TASK DESCRIPTION
From the line that contains "Extract all readable text from this page." down to the last line of the data below, restate every line word for word, skipping any images.

GIVEN RECORDS
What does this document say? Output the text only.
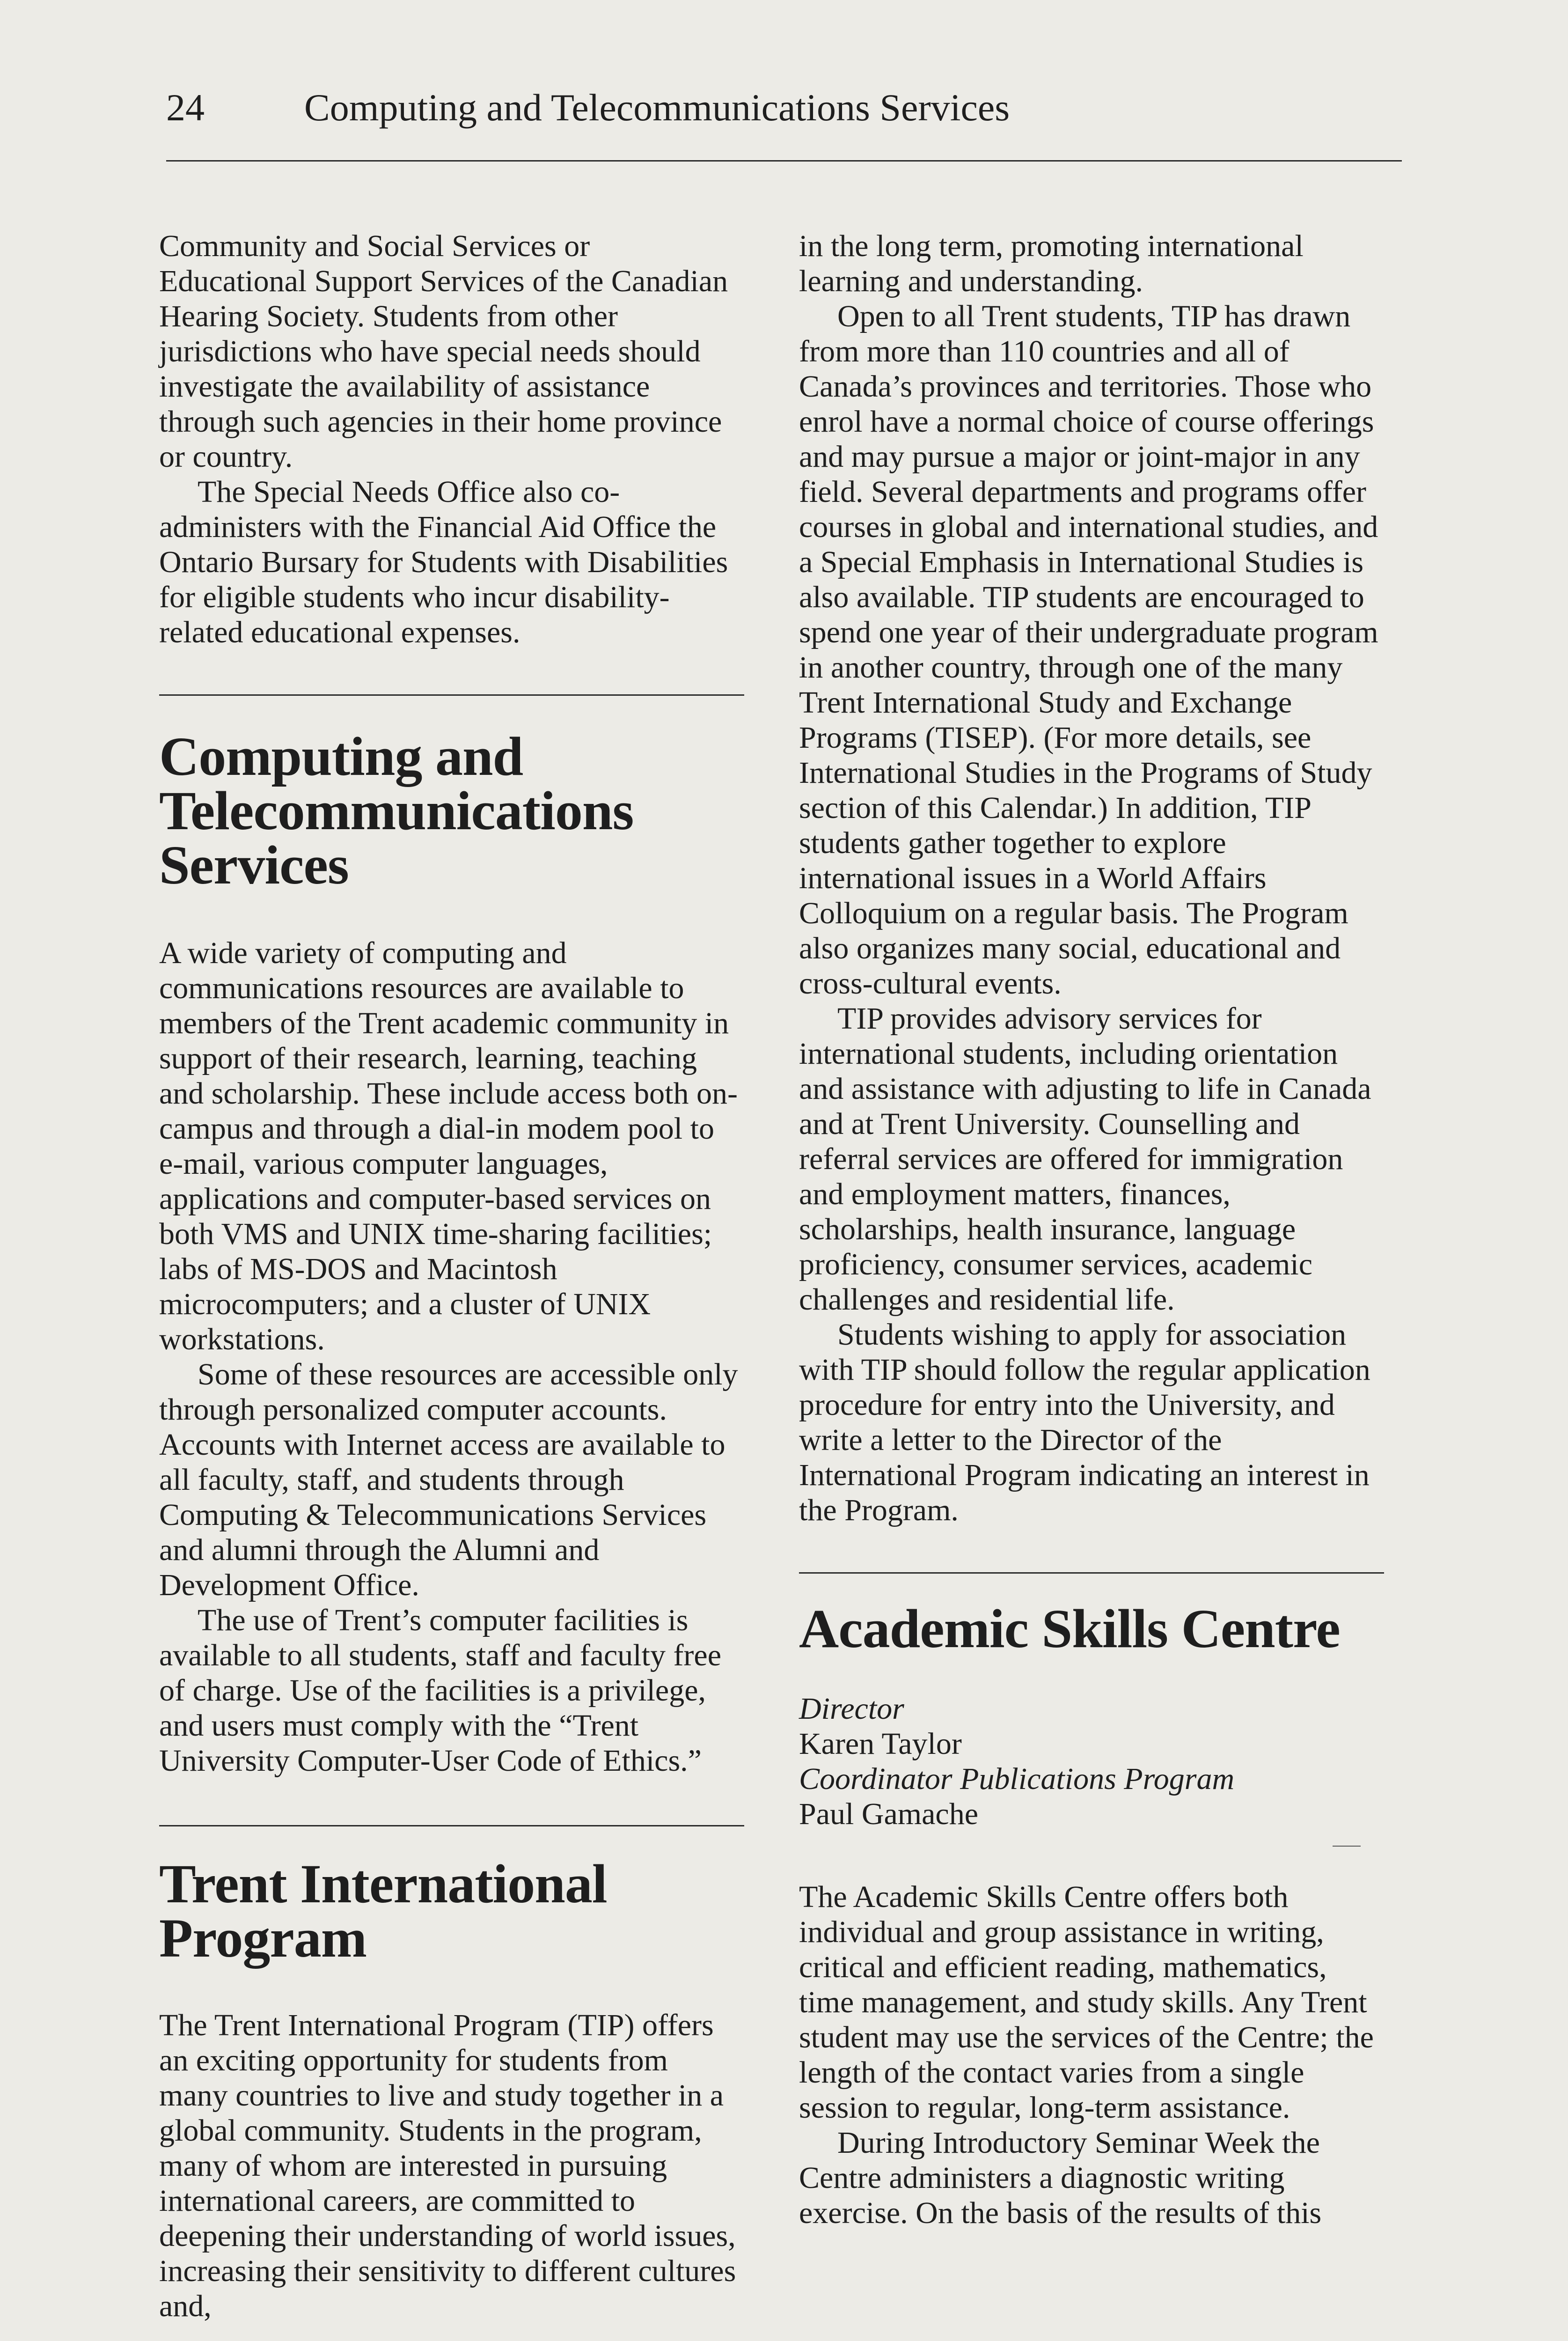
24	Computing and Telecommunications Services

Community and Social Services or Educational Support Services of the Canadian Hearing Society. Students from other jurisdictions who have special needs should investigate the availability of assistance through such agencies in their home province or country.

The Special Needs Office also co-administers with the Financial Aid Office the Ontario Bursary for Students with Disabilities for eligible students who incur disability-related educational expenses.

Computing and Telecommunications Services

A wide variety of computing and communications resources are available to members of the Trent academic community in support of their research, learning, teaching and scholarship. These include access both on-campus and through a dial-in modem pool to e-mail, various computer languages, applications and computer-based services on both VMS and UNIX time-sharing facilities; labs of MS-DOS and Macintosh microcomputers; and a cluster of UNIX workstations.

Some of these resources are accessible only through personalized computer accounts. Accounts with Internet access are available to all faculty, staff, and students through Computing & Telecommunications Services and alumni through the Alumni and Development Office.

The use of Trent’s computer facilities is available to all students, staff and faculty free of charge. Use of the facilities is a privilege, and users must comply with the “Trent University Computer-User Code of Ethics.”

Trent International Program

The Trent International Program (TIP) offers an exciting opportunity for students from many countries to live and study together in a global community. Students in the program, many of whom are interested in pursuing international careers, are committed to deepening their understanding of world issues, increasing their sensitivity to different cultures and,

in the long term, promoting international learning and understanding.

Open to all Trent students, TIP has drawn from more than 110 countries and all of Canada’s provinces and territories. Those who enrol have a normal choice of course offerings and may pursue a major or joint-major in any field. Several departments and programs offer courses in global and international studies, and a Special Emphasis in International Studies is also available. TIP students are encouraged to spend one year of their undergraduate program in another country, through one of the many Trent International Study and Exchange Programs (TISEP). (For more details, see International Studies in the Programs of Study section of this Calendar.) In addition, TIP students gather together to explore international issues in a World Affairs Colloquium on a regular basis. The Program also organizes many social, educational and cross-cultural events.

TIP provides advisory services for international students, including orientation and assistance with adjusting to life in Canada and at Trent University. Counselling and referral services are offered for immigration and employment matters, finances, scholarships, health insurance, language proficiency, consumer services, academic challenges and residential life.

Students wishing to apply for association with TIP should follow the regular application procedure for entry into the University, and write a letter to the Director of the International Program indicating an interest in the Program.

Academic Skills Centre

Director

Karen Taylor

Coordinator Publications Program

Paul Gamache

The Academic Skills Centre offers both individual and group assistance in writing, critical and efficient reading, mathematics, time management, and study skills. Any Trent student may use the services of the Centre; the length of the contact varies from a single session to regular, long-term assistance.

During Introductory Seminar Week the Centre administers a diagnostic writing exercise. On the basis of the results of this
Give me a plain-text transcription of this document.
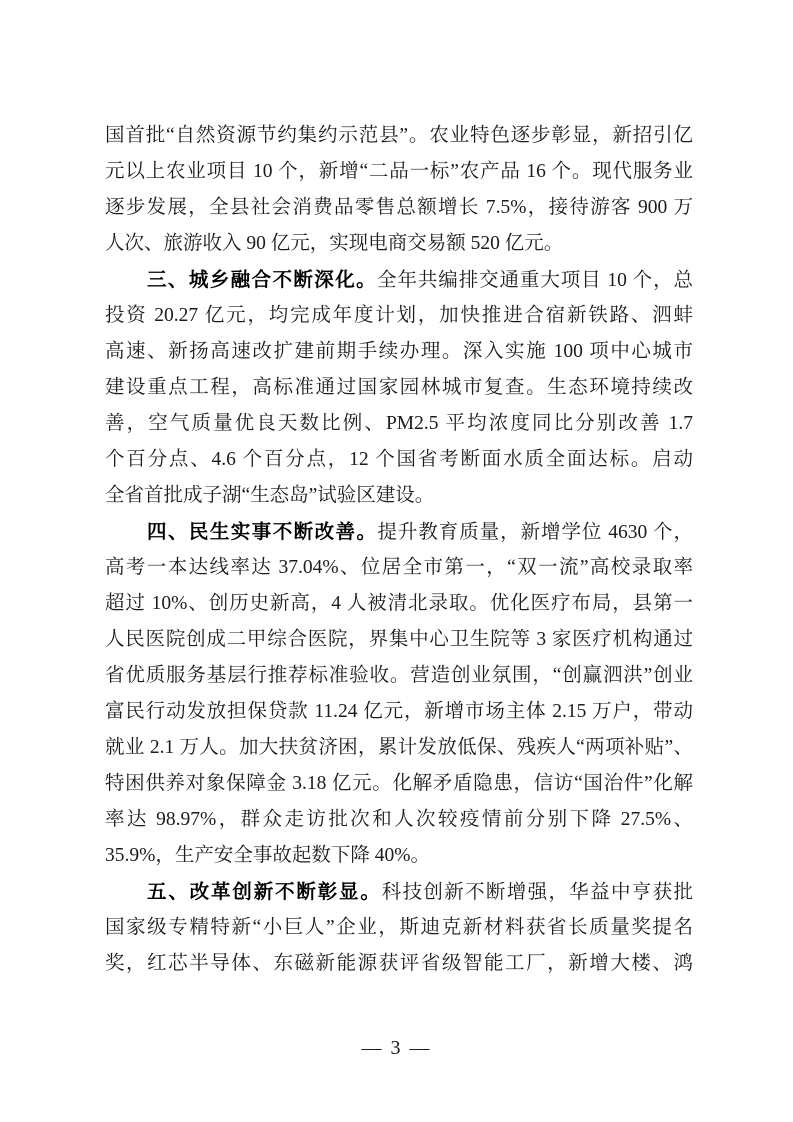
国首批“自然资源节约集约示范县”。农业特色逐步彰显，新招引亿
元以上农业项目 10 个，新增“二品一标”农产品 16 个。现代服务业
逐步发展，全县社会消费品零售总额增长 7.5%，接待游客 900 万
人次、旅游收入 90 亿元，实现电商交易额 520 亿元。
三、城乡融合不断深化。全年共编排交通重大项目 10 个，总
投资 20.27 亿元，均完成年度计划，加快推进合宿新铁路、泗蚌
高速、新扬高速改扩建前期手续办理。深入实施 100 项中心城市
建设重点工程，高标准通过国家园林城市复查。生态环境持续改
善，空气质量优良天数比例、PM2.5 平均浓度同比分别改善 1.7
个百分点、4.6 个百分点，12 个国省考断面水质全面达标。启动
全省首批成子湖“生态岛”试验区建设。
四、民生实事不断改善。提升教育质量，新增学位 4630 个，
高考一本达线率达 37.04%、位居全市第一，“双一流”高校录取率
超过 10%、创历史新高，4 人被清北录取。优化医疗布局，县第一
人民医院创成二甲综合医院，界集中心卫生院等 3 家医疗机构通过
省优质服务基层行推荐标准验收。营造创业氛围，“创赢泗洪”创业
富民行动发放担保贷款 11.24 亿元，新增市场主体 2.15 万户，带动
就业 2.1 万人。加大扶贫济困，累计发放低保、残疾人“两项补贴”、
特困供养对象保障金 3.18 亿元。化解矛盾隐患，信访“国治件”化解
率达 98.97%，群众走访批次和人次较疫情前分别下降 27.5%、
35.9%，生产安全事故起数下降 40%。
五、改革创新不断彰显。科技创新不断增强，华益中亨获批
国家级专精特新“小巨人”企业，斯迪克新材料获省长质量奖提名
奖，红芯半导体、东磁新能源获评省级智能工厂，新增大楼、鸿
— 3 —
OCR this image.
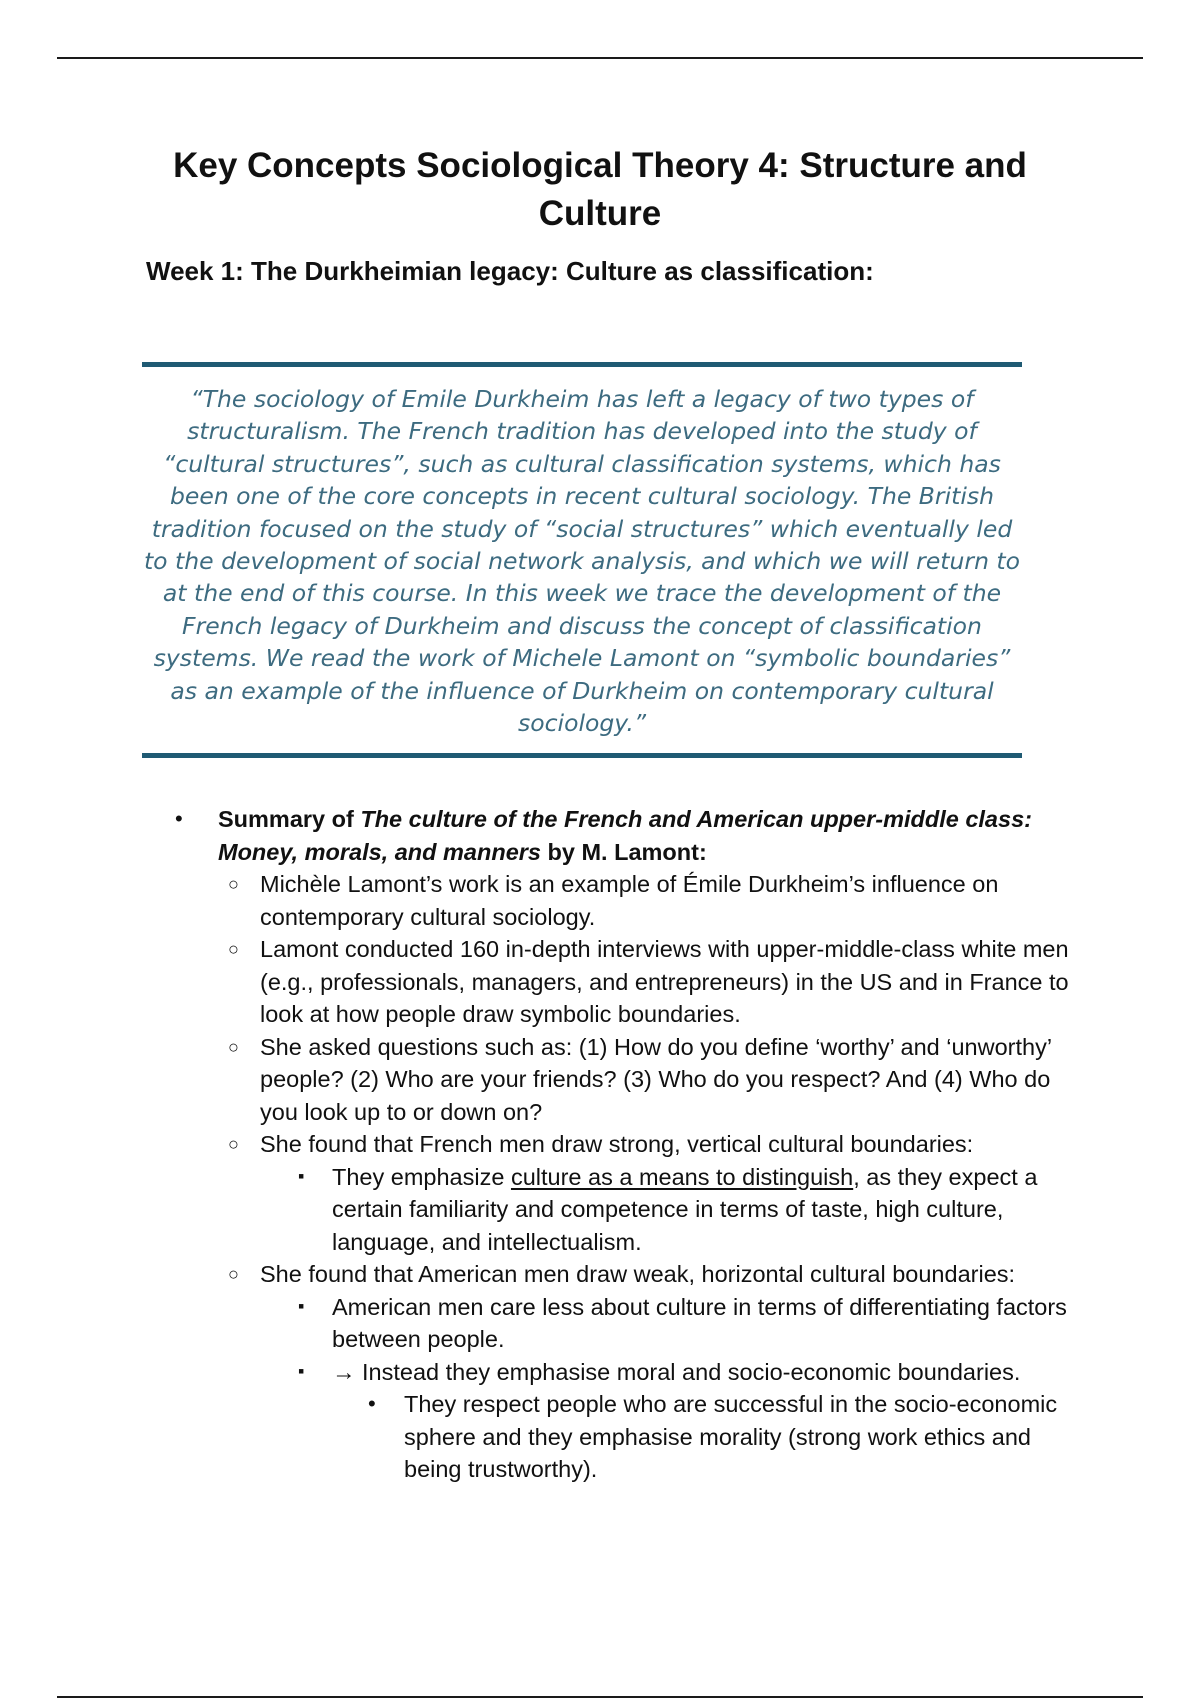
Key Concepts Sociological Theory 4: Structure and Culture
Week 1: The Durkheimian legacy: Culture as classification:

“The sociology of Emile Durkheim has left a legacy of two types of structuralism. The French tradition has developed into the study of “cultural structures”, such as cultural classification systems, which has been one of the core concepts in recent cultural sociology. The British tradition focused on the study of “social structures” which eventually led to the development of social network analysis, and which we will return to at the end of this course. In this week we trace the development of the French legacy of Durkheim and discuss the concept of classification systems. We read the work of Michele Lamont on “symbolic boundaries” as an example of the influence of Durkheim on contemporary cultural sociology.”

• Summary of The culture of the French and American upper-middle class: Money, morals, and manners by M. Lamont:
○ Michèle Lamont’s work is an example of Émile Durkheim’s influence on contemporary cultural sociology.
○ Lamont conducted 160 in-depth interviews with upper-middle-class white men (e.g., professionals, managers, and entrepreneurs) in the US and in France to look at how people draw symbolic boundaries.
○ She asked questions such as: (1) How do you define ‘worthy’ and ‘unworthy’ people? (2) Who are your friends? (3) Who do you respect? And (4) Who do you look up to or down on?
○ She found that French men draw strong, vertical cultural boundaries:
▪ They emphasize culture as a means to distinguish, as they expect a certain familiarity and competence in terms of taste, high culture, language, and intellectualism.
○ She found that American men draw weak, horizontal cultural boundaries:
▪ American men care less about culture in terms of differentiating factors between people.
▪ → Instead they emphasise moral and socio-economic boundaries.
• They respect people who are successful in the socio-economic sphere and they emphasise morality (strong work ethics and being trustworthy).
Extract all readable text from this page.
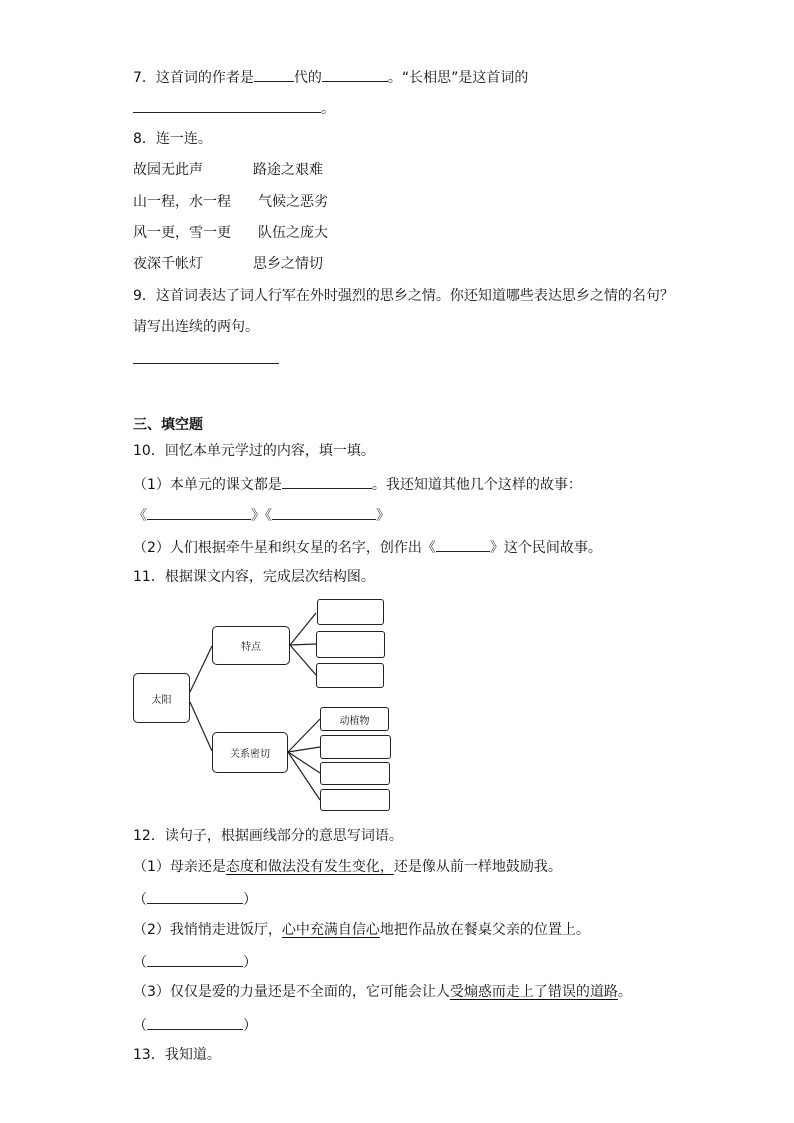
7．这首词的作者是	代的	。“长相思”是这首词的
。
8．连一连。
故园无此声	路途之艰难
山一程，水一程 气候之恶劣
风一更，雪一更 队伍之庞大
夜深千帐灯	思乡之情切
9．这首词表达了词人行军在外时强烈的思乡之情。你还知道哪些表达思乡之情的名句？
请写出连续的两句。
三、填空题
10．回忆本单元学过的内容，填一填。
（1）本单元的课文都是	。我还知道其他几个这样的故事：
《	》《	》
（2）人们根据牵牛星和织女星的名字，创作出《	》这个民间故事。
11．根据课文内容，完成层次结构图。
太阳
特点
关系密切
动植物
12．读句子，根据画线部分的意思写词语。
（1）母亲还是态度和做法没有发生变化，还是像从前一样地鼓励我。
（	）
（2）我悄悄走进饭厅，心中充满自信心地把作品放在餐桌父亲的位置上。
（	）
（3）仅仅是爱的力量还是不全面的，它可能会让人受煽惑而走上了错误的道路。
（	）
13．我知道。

COMPLETE RESPONSE
Extract all readable text from this page.
7．这首词的作者是	代的	。“长相思”是这首词的
。
8．连一连。
故园无此声	路途之艰难
山一程，水一程 气候之恶劣
风一更，雪一更 队伍之庞大
夜深千帐灯	思乡之情切
9．这首词表达了词人行军在外时强烈的思乡之情。你还知道哪些表达思乡之情的名句？
请写出连续的两句。
三、填空题
10．回忆本单元学过的内容，填一填。
（1）本单元的课文都是	。我还知道其他几个这样的故事：
《	》《	》
（2）人们根据牵牛星和织女星的名字，创作出《	》这个民间故事。
11．根据课文内容，完成层次结构图。
太阳
特点
关系密切
动植物
12．读句子，根据画线部分的意思写词语。
（1）母亲还是态度和做法没有发生变化，还是像从前一样地鼓励我。
（	）
（2）我悄悄走进饭厅，心中充满自信心地把作品放在餐桌父亲的位置上。
（	）
（3）仅仅是爱的力量还是不全面的，它可能会让人受煽惑而走上了错误的道路。
（	）
13．我知道。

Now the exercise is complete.